--- Dataset content ---

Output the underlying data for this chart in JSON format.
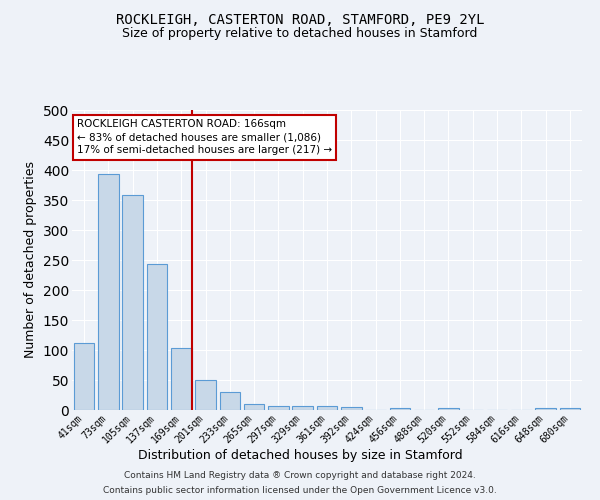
{
  "title": "ROCKLEIGH, CASTERTON ROAD, STAMFORD, PE9 2YL",
  "subtitle": "Size of property relative to detached houses in Stamford",
  "xlabel": "Distribution of detached houses by size in Stamford",
  "ylabel": "Number of detached properties",
  "footer_line1": "Contains HM Land Registry data ® Crown copyright and database right 2024.",
  "footer_line2": "Contains public sector information licensed under the Open Government Licence v3.0.",
  "categories": [
    "41sqm",
    "73sqm",
    "105sqm",
    "137sqm",
    "169sqm",
    "201sqm",
    "233sqm",
    "265sqm",
    "297sqm",
    "329sqm",
    "361sqm",
    "392sqm",
    "424sqm",
    "456sqm",
    "488sqm",
    "520sqm",
    "552sqm",
    "584sqm",
    "616sqm",
    "648sqm",
    "680sqm"
  ],
  "values": [
    111,
    393,
    358,
    243,
    104,
    50,
    30,
    10,
    6,
    6,
    7,
    5,
    0,
    4,
    0,
    4,
    0,
    0,
    0,
    4,
    4
  ],
  "bar_color": "#c8d8e8",
  "bar_edge_color": "#5b9bd5",
  "vline_color": "#c00000",
  "vline_index": 4,
  "annotation_text": "ROCKLEIGH CASTERTON ROAD: 166sqm\n← 83% of detached houses are smaller (1,086)\n17% of semi-detached houses are larger (217) →",
  "annotation_box_color": "white",
  "annotation_box_edge_color": "#c00000",
  "ylim": [
    0,
    500
  ],
  "yticks": [
    0,
    50,
    100,
    150,
    200,
    250,
    300,
    350,
    400,
    450,
    500
  ],
  "background_color": "#eef2f8",
  "grid_color": "white",
  "title_fontsize": 10,
  "subtitle_fontsize": 9,
  "axis_label_fontsize": 9,
  "tick_fontsize": 7,
  "annotation_fontsize": 7.5,
  "footer_fontsize": 6.5
}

---

__What this task involves__
Out of the records, collect only those lines that contain the string "white".

__Exercise result__
  "annotation_box_color": "white",
  "grid_color": "white",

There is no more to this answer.